◆ **What you are asked to do**
Whenever a line below holds the word "irrotational", copy that line.

Source data
[BEGIN]

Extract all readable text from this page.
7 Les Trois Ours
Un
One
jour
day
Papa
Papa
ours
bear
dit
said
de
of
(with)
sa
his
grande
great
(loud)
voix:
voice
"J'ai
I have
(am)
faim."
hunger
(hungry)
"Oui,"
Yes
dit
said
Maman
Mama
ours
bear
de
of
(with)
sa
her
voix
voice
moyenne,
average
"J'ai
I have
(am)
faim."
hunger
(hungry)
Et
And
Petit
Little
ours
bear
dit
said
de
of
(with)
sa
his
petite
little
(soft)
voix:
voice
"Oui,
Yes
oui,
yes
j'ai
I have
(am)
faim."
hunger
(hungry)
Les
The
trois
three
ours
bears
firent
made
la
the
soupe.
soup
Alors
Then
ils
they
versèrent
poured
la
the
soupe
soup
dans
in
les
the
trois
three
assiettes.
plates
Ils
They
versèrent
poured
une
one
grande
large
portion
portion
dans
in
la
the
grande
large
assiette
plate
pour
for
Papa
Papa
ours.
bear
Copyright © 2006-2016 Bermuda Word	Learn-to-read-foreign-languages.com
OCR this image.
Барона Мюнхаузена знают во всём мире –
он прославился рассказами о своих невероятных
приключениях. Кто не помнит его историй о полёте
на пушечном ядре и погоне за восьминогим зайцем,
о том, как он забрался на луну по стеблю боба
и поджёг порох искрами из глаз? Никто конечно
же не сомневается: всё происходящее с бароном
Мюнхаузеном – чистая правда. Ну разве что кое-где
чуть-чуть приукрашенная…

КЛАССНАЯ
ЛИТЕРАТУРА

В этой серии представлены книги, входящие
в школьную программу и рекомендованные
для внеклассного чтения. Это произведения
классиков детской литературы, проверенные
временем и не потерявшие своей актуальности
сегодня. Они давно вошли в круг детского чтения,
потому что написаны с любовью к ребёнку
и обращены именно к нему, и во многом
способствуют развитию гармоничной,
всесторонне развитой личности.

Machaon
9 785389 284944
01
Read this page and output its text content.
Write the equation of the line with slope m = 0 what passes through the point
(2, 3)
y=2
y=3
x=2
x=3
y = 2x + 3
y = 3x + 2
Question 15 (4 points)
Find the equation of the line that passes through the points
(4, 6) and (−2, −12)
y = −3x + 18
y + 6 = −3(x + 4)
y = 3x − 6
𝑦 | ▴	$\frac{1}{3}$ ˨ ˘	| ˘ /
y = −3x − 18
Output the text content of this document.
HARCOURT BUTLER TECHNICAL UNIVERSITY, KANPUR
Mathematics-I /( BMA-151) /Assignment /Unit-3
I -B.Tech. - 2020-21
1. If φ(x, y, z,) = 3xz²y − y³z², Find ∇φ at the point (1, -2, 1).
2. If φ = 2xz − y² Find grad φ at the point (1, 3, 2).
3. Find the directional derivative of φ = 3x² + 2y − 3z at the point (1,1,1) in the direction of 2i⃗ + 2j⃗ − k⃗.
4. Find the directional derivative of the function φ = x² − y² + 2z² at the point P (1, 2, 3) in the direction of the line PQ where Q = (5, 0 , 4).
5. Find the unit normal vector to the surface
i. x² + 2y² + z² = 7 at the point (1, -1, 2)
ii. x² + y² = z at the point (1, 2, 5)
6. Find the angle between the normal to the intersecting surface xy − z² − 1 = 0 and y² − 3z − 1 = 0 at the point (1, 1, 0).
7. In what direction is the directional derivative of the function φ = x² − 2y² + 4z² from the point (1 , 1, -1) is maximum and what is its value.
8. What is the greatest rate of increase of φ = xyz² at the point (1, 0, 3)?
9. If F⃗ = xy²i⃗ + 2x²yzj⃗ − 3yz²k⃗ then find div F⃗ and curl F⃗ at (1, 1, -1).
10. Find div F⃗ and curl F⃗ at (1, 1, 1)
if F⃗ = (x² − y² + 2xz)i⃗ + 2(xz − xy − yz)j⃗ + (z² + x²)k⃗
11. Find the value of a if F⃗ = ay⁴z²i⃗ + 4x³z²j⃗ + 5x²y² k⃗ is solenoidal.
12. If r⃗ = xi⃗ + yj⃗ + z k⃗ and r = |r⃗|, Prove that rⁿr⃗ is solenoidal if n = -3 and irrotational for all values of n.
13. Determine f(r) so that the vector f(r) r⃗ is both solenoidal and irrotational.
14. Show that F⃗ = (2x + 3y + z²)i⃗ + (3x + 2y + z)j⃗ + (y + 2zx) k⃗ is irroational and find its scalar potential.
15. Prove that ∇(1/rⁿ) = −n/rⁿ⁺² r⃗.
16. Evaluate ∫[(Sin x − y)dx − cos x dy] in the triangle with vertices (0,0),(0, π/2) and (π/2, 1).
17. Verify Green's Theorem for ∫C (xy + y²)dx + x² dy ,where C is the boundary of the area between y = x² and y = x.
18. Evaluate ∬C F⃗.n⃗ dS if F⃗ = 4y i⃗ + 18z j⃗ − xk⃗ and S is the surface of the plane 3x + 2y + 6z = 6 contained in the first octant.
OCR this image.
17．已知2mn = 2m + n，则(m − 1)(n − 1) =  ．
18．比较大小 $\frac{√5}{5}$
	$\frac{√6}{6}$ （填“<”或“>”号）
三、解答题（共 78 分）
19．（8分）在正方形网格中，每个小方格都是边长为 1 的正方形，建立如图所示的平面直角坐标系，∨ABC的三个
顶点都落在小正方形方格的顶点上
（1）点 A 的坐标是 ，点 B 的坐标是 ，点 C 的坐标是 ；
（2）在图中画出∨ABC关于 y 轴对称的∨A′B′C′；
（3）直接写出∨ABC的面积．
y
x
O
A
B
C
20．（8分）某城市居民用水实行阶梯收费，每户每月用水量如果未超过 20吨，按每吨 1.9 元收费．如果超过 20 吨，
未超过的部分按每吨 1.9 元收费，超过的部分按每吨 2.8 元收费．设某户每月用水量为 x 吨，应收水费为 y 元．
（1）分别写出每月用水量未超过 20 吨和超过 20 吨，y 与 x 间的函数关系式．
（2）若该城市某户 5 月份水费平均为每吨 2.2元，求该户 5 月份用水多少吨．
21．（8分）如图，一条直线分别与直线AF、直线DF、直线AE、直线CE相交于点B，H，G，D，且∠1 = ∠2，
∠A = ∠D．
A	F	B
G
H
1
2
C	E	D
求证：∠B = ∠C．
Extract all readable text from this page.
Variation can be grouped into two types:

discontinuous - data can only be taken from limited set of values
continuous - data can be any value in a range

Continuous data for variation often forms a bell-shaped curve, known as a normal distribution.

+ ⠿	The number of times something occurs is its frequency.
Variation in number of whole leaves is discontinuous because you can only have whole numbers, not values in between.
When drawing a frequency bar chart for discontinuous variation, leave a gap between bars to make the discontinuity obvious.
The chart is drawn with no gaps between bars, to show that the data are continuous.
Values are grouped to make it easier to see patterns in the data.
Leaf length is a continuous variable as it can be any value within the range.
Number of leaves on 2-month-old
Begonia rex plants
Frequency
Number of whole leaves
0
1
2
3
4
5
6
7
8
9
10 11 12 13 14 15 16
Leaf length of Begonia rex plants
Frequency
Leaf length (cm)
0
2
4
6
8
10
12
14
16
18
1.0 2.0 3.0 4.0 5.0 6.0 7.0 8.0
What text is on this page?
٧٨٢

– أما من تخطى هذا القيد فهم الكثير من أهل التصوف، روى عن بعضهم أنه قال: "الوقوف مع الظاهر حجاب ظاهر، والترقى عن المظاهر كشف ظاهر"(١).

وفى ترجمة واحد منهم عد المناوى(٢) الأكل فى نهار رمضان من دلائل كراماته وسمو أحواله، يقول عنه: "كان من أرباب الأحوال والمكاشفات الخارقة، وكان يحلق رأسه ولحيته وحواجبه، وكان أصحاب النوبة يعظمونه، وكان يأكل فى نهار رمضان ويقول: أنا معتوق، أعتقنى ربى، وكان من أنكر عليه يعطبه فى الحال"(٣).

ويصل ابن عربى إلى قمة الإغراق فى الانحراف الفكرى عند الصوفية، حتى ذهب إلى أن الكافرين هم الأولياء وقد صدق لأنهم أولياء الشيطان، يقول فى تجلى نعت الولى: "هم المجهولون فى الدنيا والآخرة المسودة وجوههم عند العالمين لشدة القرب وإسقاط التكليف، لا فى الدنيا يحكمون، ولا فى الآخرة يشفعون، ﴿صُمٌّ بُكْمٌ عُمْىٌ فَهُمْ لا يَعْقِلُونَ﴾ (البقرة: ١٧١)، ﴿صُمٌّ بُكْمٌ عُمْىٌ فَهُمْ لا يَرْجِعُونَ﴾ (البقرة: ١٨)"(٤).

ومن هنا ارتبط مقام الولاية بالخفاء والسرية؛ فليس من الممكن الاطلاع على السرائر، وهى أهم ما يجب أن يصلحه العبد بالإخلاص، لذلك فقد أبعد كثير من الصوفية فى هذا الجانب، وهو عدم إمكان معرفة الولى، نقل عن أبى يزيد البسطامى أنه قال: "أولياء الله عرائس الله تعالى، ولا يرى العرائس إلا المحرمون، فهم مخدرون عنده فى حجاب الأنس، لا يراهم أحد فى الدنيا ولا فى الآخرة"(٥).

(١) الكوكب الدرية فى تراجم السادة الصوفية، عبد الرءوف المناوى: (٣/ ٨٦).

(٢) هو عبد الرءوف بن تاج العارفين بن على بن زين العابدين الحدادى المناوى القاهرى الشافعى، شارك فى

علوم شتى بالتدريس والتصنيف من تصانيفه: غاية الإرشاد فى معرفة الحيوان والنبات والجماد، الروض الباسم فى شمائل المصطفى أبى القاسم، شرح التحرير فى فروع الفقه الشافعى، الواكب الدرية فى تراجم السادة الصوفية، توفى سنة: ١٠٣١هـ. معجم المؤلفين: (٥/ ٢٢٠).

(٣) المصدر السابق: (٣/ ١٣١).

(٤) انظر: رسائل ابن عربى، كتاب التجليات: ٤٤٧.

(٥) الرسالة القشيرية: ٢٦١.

[END]

◆ **Result for this exercise**
12. If r⃗ = xi⃗ + yj⃗ + z k⃗ and r = |r⃗|, Prove that rⁿr⃗ is solenoidal if n = -3 and irrotational for all values of n.
13. Determine f(r) so that the vector f(r) r⃗ is both solenoidal and irrotational.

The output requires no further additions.